#### Extracted entries:
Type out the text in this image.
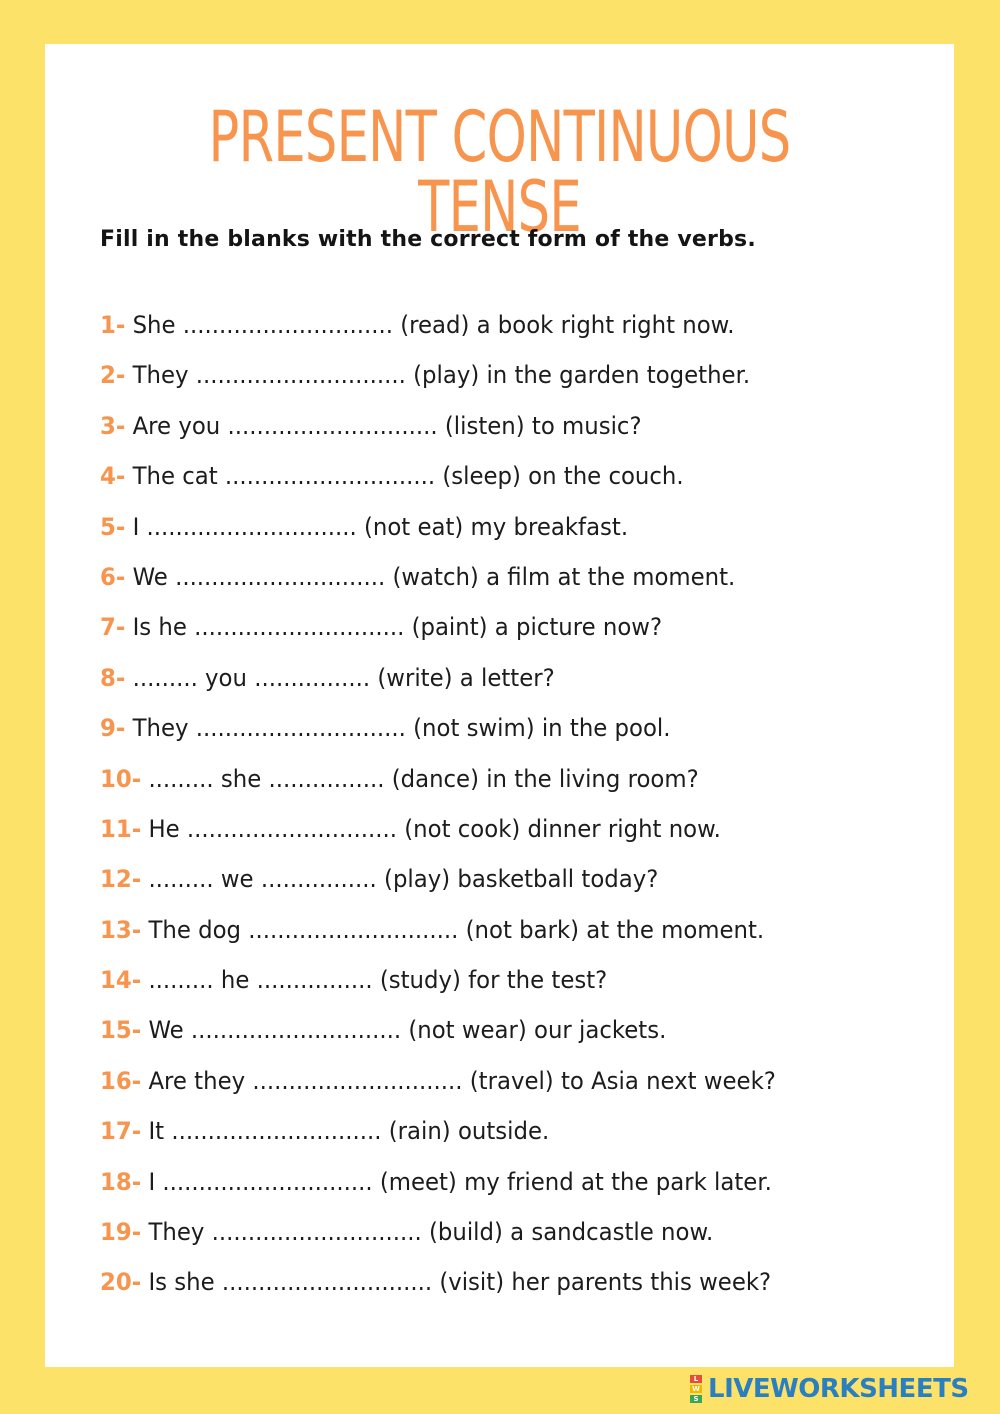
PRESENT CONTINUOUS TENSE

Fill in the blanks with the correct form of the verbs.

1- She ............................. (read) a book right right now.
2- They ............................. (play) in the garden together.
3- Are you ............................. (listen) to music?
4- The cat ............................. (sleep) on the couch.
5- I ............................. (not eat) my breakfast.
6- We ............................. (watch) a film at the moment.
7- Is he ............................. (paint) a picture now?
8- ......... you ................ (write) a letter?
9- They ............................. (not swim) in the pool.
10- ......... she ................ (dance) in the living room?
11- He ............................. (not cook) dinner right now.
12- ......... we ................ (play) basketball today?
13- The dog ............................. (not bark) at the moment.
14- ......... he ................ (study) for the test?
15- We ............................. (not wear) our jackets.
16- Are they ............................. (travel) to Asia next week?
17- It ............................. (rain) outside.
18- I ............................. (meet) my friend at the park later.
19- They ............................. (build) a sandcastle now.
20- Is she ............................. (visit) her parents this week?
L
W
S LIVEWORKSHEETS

...

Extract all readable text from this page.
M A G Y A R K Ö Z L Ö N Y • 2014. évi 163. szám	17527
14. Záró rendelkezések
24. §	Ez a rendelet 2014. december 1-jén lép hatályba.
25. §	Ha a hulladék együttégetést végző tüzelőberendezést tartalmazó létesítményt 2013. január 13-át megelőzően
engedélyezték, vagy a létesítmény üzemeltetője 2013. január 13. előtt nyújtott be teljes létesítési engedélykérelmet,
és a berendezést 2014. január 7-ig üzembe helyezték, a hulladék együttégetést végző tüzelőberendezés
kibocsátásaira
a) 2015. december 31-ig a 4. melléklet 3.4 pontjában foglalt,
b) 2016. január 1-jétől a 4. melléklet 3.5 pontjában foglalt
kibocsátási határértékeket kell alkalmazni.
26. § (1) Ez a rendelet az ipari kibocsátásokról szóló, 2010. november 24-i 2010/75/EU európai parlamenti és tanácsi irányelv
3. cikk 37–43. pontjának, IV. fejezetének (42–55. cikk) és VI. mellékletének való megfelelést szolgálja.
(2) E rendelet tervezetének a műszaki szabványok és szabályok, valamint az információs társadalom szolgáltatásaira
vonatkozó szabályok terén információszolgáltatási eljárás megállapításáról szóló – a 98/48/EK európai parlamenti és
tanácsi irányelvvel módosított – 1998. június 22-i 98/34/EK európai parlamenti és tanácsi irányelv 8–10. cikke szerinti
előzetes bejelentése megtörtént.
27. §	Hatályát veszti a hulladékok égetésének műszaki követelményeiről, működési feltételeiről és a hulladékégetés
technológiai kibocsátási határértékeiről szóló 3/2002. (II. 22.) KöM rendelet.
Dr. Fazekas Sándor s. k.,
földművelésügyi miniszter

#### Problem to solve:
Lines that include the word "európai" are to be extracted from the data above.

#### Right answer:
26. § (1) Ez a rendelet az ipari kibocsátásokról szóló, 2010. november 24-i 2010/75/EU európai parlamenti és tanácsi irányelv
vonatkozó szabályok terén információszolgáltatási eljárás megállapításáról szóló – a 98/48/EK európai parlamenti és
tanácsi irányelvvel módosított – 1998. június 22-i 98/34/EK európai parlamenti és tanácsi irányelv 8–10. cikke szerinti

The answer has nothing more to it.